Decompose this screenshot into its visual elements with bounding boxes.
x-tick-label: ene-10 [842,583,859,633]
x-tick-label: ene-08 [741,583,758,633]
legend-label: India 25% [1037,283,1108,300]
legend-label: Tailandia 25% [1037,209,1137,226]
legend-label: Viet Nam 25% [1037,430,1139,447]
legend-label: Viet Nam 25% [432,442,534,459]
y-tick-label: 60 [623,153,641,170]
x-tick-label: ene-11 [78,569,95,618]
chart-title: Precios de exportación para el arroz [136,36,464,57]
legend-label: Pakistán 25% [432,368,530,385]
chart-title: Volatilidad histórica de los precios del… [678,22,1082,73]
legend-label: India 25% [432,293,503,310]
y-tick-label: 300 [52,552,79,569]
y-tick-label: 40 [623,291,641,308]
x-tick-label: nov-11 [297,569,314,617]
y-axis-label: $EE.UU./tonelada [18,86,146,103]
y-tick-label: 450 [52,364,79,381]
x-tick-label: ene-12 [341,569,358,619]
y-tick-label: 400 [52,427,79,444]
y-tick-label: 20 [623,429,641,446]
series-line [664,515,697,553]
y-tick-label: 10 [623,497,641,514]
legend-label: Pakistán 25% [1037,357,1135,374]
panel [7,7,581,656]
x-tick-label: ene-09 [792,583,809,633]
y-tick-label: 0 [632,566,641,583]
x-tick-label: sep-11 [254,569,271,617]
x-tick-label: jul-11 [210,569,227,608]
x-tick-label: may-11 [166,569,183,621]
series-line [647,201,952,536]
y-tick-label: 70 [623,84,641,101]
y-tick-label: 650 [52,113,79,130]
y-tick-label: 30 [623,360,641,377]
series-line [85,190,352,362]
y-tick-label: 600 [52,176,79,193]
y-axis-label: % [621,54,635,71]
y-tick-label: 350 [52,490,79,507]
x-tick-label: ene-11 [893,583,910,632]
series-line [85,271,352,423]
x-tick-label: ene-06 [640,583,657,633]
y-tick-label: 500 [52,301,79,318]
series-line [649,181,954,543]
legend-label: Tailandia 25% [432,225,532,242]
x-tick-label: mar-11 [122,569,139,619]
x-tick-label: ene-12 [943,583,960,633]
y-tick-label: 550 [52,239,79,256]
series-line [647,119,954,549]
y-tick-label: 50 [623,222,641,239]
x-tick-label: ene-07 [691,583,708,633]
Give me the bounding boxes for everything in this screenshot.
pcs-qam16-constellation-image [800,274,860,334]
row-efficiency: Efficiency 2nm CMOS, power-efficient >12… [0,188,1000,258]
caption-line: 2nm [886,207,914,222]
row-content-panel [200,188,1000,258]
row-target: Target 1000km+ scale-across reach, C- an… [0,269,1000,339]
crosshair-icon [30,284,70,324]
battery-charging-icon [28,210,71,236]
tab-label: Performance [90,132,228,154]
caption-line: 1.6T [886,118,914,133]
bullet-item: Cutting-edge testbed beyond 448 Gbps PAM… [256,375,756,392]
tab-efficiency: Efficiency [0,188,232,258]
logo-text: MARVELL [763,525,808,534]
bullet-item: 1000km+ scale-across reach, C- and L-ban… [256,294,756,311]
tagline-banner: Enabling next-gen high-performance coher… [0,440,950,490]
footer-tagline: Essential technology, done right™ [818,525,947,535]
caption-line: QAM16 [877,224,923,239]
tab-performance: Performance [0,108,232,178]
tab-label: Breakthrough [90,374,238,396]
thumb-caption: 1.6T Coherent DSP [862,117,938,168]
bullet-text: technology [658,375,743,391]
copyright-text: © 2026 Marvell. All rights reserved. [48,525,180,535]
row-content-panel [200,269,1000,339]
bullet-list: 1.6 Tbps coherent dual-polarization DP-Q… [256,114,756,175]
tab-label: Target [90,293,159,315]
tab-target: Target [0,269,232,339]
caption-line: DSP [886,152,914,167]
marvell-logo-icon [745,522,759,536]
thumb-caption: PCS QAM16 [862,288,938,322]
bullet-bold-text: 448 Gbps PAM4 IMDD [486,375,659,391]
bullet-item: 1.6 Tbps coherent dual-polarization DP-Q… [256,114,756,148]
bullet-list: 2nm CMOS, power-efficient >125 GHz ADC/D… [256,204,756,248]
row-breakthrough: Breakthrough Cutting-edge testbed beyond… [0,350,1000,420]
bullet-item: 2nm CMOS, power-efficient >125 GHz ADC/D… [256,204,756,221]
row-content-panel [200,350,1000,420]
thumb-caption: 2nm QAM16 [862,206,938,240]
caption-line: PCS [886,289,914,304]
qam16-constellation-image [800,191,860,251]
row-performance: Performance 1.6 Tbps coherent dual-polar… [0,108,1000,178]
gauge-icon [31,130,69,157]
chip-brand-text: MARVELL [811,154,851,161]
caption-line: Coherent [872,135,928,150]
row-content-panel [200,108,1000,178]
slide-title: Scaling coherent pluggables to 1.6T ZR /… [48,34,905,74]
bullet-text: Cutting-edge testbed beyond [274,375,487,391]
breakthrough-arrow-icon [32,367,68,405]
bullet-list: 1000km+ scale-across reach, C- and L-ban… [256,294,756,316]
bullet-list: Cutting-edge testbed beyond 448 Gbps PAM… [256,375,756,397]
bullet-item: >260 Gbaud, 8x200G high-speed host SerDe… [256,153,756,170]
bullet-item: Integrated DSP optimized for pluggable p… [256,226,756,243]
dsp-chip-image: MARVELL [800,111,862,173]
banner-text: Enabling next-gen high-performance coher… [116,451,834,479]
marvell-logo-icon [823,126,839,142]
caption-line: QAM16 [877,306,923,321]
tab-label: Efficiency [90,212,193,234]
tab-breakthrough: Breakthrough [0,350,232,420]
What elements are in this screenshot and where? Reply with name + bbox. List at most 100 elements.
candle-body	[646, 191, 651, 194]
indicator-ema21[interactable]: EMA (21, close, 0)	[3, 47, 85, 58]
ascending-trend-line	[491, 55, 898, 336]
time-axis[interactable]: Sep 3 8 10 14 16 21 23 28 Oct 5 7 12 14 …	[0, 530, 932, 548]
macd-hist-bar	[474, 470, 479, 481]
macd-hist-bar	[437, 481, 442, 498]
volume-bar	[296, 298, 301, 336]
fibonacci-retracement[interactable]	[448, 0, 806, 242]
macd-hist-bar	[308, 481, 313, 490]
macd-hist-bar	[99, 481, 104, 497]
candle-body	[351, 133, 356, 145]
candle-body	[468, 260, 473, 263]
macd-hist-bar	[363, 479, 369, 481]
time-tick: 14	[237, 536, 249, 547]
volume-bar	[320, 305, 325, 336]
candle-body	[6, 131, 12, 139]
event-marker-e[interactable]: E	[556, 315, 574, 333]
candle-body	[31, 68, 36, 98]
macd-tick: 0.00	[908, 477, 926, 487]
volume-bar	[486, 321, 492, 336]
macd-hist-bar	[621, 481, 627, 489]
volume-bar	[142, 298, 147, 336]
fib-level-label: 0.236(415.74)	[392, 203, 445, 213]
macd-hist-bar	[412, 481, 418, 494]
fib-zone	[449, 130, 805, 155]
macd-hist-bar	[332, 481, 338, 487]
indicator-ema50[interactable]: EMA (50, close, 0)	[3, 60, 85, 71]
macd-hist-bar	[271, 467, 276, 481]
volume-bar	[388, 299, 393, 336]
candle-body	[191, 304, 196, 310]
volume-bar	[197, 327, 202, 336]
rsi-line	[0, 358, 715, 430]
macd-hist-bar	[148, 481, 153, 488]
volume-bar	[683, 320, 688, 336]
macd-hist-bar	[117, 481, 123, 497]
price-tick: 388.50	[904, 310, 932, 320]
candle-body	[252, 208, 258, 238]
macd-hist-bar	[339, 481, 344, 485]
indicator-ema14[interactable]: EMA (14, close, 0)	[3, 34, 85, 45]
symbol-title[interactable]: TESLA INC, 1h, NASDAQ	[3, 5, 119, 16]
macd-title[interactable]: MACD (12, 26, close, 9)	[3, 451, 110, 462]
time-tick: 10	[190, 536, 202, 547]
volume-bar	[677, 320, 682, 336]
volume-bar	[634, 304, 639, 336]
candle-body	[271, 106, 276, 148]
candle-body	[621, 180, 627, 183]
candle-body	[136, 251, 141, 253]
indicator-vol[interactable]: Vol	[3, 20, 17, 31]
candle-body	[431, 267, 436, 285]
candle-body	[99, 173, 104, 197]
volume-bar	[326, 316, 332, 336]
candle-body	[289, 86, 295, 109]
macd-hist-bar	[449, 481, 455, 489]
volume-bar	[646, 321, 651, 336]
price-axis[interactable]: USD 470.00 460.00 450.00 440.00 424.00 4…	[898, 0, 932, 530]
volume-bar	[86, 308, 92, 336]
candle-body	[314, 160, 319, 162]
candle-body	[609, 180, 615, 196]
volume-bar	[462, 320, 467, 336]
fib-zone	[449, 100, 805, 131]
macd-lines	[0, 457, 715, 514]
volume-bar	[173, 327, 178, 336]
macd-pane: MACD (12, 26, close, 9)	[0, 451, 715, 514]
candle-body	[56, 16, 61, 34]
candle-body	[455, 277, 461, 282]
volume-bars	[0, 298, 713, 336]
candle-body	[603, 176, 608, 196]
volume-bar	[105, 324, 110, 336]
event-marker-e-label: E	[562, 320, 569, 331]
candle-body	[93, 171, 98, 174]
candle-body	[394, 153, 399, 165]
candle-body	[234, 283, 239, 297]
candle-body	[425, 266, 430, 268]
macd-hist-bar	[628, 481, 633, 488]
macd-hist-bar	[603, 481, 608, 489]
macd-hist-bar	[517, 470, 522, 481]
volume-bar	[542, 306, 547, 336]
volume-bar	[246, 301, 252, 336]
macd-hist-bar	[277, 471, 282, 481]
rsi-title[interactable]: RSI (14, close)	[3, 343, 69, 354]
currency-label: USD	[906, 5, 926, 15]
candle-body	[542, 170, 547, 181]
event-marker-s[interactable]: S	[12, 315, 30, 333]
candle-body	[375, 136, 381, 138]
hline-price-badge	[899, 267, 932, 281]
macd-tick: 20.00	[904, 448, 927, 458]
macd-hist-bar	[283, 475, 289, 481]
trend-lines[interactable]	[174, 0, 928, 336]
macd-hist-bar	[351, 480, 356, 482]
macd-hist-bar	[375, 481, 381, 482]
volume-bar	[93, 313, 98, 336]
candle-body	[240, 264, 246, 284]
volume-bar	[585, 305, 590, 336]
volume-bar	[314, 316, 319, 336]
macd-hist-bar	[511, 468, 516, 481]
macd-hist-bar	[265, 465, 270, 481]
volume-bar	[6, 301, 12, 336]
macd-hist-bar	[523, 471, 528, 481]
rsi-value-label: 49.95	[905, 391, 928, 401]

• THE REQUEST: Print the rows from the first one through the line containing "legend-label: Pakistán 25% [432,368,530,385]", reproducing each line verbatim.

• ANSWER FOR THIS EXERCISE:
Decompose this screenshot into its visual elements with bounding boxes.
x-tick-label: ene-10 [842,583,859,633]
x-tick-label: ene-08 [741,583,758,633]
legend-label: India 25% [1037,283,1108,300]
legend-label: Tailandia 25% [1037,209,1137,226]
legend-label: Viet Nam 25% [1037,430,1139,447]
legend-label: Viet Nam 25% [432,442,534,459]
y-tick-label: 60 [623,153,641,170]
x-tick-label: ene-11 [78,569,95,618]
chart-title: Precios de exportación para el arroz [136,36,464,57]
legend-label: Pakistán 25% [432,368,530,385]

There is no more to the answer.